**PROBLEM A**: In the passage on the Labour Party's antisemitism complaints, reproduce everything from "Mr Matthews explains" down to "is legally trained’.".
**PROBLEM B**: Write the next part of the account of the Labour Party's antisemitism complaints, picking up after its last sentence.

**PROVIDED TEXT**:
%%
In one of her first moves as general secretary, Ms Formby brought in a new left-wing ally, Thomas Gardiner, to rubber-stamp all antisemitism complaints. Mr Matthews believes Mr Gardiner was put in position to do the leadership’s work for them. He made it clear he did not recognise the full IHRA definition with its 11 examples, meaning members who were facing sanctions over antisemitism were routinely being let off.
“I was in the meeting when the NEC passed IHRA with all the examples,” says Mr Matthews. “Jeremy Corbyn was in there, Shami Chakrabarti was in there. It passed unanimously. But the revisionist version of history they presented was that it was only the wording of the definition that passed.
“The process had changed. On antisemitism, we were told we can’t do anything unless we raised it with Thomas Gardiner first.”
Mr Matthews explains how relations quickly soured. “When Jennie [Formby] started she went to check everything with Karie [Murphy]. I regarded Karie as the real general secretary of the Labour Party at that time. Jennie was really just her puppet. Karie spent a ludicrous amount of time in her office when I was there.
“I would go into Jennie’s office on occasions to voice concern at some of the decisions being taken,” he says. “I lost count of the number of times Jennie just turned around to me and said, ‘But Thomas is legally trained’.
“I knew very quickly after Jennie started her job that I would only be able to put up with what was going on for so long. The constant undermining of what me and my team were trying to do had a terrible effect on morale.
“When we expelled Marc Wadsworth, my team put in days and days of work with lawyers presenting a legally defensible case, knowing he might try and sue afterwards.
%%
**DATA ENTRIES**:
%%
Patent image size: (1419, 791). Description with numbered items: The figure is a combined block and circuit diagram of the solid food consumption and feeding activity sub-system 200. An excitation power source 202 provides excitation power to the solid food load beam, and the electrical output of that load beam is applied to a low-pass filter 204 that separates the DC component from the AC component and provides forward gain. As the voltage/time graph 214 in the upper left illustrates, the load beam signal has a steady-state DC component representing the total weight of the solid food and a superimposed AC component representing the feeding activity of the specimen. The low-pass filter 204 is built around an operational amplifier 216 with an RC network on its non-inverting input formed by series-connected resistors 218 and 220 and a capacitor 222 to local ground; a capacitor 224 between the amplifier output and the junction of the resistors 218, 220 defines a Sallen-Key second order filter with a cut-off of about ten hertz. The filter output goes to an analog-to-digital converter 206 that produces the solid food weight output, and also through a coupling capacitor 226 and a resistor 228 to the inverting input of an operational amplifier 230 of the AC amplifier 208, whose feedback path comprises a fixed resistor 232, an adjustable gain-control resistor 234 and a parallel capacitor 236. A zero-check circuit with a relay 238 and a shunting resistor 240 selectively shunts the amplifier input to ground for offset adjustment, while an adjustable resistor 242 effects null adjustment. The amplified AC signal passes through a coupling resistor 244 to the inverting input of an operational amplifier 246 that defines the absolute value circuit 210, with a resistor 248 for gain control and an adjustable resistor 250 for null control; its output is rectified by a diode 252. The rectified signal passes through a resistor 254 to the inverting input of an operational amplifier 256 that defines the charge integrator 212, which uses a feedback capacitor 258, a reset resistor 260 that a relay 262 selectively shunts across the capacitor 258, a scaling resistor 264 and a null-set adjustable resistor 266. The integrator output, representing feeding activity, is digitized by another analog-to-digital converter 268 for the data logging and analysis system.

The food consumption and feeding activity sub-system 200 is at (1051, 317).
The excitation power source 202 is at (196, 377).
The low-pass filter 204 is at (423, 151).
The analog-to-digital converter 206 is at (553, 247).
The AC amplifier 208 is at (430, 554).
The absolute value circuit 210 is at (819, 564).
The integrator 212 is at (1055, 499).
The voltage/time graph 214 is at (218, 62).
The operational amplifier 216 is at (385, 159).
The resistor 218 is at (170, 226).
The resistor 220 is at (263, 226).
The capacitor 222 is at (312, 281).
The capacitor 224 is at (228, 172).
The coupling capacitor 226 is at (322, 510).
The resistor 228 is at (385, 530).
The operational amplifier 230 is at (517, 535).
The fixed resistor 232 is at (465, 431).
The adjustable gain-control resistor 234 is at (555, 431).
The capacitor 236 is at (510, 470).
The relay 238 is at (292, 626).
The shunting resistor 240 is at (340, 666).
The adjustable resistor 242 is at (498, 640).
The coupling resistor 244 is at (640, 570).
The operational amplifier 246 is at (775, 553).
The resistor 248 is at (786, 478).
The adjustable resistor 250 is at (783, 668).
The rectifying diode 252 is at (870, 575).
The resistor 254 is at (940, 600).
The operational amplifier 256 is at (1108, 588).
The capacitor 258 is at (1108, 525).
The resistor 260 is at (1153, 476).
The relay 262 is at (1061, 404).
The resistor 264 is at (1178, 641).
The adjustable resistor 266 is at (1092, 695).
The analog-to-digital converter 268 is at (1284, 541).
%%
**TASK RESULT A**:
Mr Matthews explains how relations quickly soured. “When Jennie [Formby] started she went to check everything with Karie [Murphy]. I regarded Karie as the real general secretary of the Labour Party at that time. Jennie was really just her puppet. Karie spent a ludicrous amount of time in her office when I was there.
“I would go into Jennie’s office on occasions to voice concern at some of the decisions being taken,” he says. “I lost count of the number of times Jennie just turned around to me and said, ‘But Thomas is legally trained’.

**TASK RESULT B**:
“Our job as far as we saw it was to call out the gaslighting that the NEC agreed Marc was guilty of. When we got the result we wanted and we heard he had been expelled the office cheered.
“But then next minute I got called into Jennie’s office to be told off. She said it was ‘inappropriate’ to be glad that a Labour member had been expelled. She said it was not my job to expel members – it was my job to insure cases were dealt with quickly.
“You heard what Marc Wadsworth said at the hearing – I do believe he had received a supportive call from the leader's office.”
In March 2018, Mr Matthews was left shocked by the way the party dealt with the outcry over the Palestine Live Facebook group – of which Mr Corbyn himself was revealed to be a member.
“My team were in the process of doing a really thorough job on this matter,” he recalls. “There were over 600 members of the group and I wanted an organised response working out how many Labour members we should suspend who were members of the group.
“We were halfway through the process and I remember a new member of my team, who only started the day before, raised the case of one Palestine Live member who had written that Jews harvested organs.
“I remember my staff member saying, ‘Surely people don’t really believe this stuff?’ I replied that they did and that he should check to see if this person was a Labour member. Sure enough he was.
“My new employee was shocked – but to those of us who had been working for some time, this was just your everyday occurrence. We had become sanitised to the problem that much.”
"Things deteriorated further after Mr Matthews was telephoned by James Schneider (Labour’s head of communications under Mr Milne).
“The call came just before Prime Minister’s Question Time. James said the party wanted to look like they were responding seriously to the Palestine Live saga.
“He said Seumas wanted to announce to lobby journalists that the party had suspended three people over the issue. I was asked to randomly pick out three names to suspend. They wanted me to take just 20 minutes on a process that needed to be done thoroughly and methodically.”
One of the names Mr Matthews said should face suspension was the anti-Zionist activist, Glyn Secker for a clear pattern of antagonistic conduct towards the Jewish community.
It has already been reported that Mr Matthews received an email from Mr Milne alerting him to the fact that Mr Corbyn did not agree with the decision.
But Mr Matthews reveals to the JC that he received a 3,000-word email from Momentum founder Jon Lansman suggesting that he was “very upset about the suspension”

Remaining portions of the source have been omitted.